─── Data for the task ───
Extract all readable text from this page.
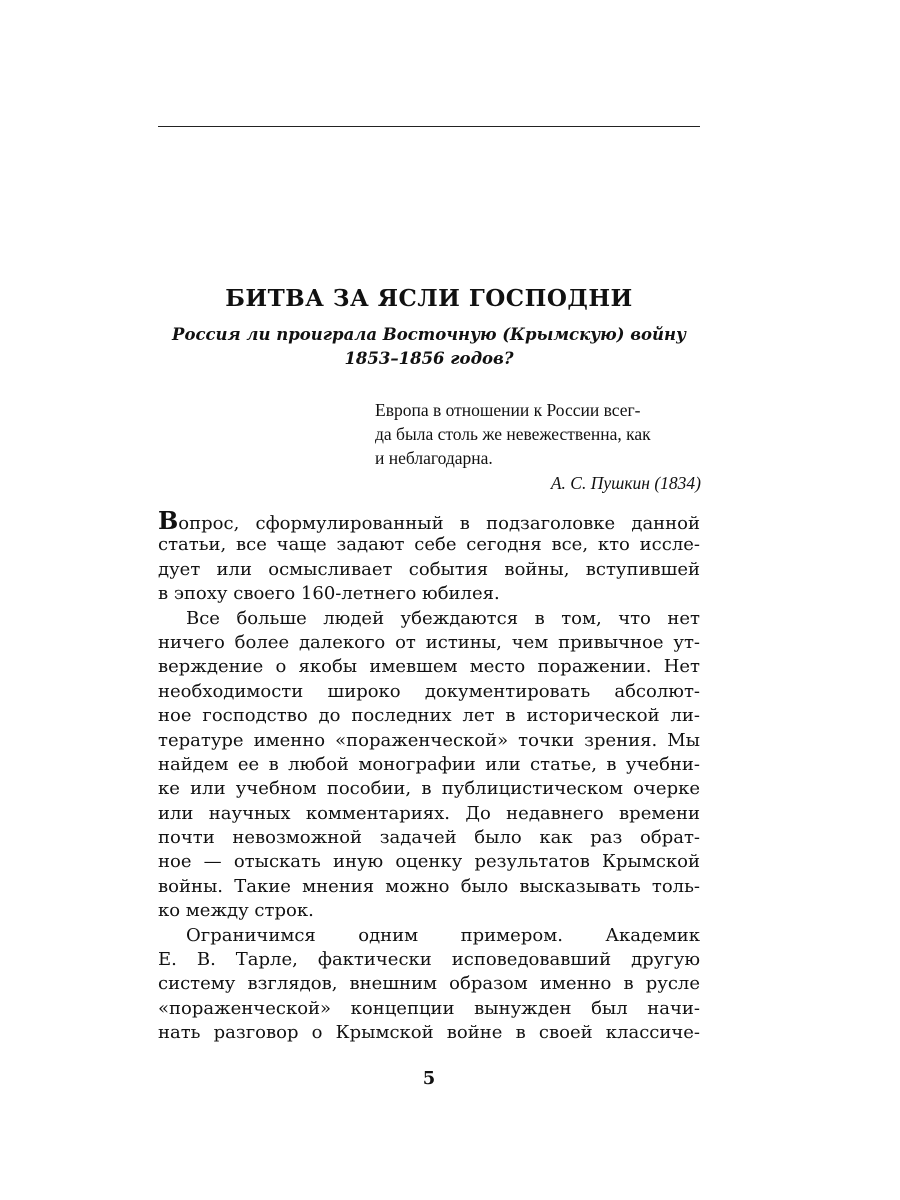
БИТВА ЗА ЯСЛИ ГОСПОДНИ
Россия ли проиграла Восточную (Крымскую) войну
1853–1856 годов?
Европа в отношении к России всег-
да была столь же невежественна, как
и неблагодарна.
А. С. Пушкин (1834)
Вопрос, сформулированный в подзаголовке данной
статьи, все чаще задают себе сегодня все, кто иссле-
дует или осмысливает события войны, вступившей
в эпоху своего 160-летнего юбилея.
Все больше людей убеждаются в том, что нет
ничего более далекого от истины, чем привычное ут-
верждение о якобы имевшем место поражении. Нет
необходимости широко документировать абсолют-
ное господство до последних лет в исторической ли-
тературе именно «пораженческой» точки зрения. Мы
найдем ее в любой монографии или статье, в учебни-
ке или учебном пособии, в публицистическом очерке
или научных комментариях. До недавнего времени
почти невозможной задачей было как раз обрат-
ное — отыскать иную оценку результатов Крымской
войны. Такие мнения можно было высказывать толь-
ко между строк.
Ограничимся одним примером. Академик
Е. В. Тарле, фактически исповедовавший другую
систему взглядов, внешним образом именно в русле
«пораженческой» концепции вынужден был начи-
нать разговор о Крымской войне в своей классиче-
5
───
- _The problem_: Count each line where the string "войны" occurs, and write only the number.

- _Problem solution_: 2